| What this task involves |
Each line of the data below that includes the string "cells" must be copied.

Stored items
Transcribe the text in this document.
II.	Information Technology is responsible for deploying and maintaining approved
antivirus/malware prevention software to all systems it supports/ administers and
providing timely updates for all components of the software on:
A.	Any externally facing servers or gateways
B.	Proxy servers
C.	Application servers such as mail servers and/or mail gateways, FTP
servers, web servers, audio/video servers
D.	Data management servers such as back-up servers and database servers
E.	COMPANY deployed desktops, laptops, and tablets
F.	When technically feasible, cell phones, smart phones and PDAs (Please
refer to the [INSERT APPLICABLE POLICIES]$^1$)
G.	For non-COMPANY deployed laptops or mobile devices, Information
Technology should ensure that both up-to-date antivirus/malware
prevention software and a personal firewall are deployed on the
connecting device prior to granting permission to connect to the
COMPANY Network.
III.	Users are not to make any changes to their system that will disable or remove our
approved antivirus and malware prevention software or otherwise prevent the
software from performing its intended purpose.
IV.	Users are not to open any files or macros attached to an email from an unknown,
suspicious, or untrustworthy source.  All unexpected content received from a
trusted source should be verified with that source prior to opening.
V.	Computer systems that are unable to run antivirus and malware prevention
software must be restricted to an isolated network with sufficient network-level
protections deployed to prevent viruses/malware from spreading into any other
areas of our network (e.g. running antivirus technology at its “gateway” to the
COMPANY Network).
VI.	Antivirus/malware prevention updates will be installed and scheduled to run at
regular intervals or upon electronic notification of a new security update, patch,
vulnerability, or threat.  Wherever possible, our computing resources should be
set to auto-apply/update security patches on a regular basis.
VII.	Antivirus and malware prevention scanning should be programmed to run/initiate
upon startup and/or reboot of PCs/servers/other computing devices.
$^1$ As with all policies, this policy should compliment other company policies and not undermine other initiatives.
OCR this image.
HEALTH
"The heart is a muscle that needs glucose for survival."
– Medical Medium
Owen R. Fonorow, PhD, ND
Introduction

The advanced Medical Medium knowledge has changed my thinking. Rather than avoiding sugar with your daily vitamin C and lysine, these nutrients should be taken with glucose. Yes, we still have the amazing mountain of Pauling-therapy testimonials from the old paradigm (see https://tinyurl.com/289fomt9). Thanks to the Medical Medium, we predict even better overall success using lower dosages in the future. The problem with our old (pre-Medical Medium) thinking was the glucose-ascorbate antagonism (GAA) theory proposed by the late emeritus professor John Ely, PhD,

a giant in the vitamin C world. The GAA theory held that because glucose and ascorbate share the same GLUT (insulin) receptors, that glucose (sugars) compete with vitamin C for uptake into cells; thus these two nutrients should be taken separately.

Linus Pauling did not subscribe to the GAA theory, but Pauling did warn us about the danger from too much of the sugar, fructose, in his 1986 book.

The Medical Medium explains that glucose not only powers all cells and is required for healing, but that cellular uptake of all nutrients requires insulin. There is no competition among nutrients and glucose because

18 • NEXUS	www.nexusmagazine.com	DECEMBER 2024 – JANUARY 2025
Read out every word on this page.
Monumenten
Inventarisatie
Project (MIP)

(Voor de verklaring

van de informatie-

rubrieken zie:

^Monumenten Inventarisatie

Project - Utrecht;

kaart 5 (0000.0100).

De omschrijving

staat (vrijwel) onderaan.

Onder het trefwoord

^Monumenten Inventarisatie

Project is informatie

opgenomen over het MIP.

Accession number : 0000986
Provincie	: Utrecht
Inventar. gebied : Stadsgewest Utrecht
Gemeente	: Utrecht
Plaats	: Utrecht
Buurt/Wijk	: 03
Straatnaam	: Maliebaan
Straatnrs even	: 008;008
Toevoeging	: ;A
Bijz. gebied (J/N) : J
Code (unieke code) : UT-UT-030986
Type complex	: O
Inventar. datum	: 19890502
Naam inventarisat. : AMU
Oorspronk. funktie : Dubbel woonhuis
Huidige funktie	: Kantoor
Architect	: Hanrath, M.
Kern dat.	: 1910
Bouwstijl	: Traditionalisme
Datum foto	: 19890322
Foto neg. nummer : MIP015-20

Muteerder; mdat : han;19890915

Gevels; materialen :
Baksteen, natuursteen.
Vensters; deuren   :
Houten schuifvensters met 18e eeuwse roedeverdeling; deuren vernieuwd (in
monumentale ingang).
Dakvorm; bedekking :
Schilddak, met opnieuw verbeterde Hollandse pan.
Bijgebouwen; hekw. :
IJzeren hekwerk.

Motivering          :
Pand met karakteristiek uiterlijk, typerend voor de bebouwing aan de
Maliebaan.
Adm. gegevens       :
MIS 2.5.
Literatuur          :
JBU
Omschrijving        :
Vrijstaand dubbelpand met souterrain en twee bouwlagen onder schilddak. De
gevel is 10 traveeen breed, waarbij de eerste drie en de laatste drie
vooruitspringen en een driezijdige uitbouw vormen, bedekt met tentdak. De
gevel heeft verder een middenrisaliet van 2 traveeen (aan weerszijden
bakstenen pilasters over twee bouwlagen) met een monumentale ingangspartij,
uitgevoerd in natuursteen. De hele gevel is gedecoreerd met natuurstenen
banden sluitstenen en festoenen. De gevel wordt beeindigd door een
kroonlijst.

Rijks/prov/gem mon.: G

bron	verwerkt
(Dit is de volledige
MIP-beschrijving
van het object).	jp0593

| Reply |
a giant in the vitamin C world. The GAA theory held that because glucose and ascorbate share the same GLUT (insulin) receptors, that glucose (sugars) compete with vitamin C for uptake into cells; thus these two nutrients should be taken separately.
The Medical Medium explains that glucose not only powers all cells and is required for healing, but that cellular uptake of all nutrients requires insulin. There is no competition among nutrients and glucose because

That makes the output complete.